PROBLEM: Go through the records underneath and count the lines that include the string "days". Give nothing but the number.

Collected data entries:
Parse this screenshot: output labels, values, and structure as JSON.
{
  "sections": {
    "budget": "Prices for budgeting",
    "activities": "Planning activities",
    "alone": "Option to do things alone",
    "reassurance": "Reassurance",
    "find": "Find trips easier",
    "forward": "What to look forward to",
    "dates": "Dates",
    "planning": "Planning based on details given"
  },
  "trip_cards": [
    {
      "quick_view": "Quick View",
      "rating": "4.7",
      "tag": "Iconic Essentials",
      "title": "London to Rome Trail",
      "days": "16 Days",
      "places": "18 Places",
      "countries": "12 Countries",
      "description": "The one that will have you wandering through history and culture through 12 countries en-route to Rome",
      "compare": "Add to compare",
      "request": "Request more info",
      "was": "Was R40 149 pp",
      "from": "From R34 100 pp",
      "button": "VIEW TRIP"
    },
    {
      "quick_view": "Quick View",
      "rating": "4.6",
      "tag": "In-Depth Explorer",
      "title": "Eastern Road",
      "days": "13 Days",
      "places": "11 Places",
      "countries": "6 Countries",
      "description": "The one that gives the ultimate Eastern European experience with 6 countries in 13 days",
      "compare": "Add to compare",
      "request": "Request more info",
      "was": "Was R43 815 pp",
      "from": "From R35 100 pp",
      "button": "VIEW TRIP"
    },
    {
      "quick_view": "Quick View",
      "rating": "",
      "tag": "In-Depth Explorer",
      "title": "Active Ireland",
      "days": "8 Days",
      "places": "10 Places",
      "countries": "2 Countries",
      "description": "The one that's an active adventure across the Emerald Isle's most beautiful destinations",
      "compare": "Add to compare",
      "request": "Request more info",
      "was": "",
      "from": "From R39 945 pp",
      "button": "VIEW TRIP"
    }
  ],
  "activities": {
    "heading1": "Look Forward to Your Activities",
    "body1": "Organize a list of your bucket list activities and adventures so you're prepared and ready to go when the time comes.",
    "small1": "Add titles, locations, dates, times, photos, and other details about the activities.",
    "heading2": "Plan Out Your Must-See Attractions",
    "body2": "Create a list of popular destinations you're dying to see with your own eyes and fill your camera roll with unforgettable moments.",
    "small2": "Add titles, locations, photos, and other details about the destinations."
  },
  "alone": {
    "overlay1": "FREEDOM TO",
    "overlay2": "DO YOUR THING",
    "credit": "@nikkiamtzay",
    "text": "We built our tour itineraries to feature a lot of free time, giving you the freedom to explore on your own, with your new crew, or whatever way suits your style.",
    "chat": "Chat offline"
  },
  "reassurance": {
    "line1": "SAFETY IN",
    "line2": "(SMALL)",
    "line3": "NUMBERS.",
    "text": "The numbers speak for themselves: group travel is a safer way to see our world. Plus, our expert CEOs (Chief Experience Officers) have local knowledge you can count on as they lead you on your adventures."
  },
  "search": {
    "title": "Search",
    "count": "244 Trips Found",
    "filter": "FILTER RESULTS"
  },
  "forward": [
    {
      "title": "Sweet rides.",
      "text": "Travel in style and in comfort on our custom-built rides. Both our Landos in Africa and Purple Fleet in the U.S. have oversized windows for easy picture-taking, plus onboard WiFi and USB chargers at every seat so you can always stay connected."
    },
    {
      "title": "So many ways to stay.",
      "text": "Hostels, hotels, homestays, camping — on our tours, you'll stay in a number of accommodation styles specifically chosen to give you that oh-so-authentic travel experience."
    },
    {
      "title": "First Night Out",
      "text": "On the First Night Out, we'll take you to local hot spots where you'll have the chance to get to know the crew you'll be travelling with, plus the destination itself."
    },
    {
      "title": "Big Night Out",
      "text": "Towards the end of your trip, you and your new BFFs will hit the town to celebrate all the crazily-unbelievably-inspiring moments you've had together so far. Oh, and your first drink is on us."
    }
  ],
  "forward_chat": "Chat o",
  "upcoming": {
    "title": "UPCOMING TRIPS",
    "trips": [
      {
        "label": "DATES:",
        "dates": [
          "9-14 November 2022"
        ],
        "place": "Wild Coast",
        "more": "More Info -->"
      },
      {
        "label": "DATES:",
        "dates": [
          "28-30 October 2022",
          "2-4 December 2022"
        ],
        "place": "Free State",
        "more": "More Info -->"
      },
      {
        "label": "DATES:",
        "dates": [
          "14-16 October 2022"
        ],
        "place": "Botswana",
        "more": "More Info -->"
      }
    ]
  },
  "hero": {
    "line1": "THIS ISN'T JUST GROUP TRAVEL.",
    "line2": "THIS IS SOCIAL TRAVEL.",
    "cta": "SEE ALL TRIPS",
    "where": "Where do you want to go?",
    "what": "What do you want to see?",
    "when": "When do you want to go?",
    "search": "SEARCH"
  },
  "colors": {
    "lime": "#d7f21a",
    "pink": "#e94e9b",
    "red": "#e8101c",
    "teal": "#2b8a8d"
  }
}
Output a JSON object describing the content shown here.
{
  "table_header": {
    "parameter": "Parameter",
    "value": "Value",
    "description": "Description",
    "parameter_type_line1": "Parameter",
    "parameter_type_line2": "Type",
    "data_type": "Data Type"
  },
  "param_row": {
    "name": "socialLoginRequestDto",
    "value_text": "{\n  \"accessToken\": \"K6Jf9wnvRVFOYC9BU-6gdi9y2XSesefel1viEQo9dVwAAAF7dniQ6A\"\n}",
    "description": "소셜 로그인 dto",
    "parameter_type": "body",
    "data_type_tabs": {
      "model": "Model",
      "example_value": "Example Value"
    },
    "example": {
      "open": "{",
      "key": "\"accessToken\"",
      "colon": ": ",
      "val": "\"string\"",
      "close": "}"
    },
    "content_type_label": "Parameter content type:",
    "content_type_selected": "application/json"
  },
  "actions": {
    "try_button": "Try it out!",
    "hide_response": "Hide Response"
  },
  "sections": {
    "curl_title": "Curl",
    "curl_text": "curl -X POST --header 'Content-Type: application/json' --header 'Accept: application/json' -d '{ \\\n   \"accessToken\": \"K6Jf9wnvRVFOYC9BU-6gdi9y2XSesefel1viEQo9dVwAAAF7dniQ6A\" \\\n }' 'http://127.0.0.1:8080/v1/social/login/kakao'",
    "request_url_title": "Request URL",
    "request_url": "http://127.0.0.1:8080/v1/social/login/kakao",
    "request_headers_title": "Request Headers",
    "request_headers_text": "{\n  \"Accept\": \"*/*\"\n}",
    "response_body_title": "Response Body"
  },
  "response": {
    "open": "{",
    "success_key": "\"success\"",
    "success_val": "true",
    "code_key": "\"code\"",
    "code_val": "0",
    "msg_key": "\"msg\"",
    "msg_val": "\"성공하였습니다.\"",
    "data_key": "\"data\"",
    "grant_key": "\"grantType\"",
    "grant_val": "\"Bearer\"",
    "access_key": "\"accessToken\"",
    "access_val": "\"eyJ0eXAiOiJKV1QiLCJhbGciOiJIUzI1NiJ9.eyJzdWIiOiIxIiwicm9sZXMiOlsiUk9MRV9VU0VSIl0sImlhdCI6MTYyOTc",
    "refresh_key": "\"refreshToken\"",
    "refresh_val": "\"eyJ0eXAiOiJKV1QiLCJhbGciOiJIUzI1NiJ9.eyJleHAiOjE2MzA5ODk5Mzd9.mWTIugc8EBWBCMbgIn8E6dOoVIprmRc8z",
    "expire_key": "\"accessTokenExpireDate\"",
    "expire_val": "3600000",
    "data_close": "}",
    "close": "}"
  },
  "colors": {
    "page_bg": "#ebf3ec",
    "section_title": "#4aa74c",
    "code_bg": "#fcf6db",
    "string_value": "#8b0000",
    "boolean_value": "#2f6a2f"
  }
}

RESULT: 4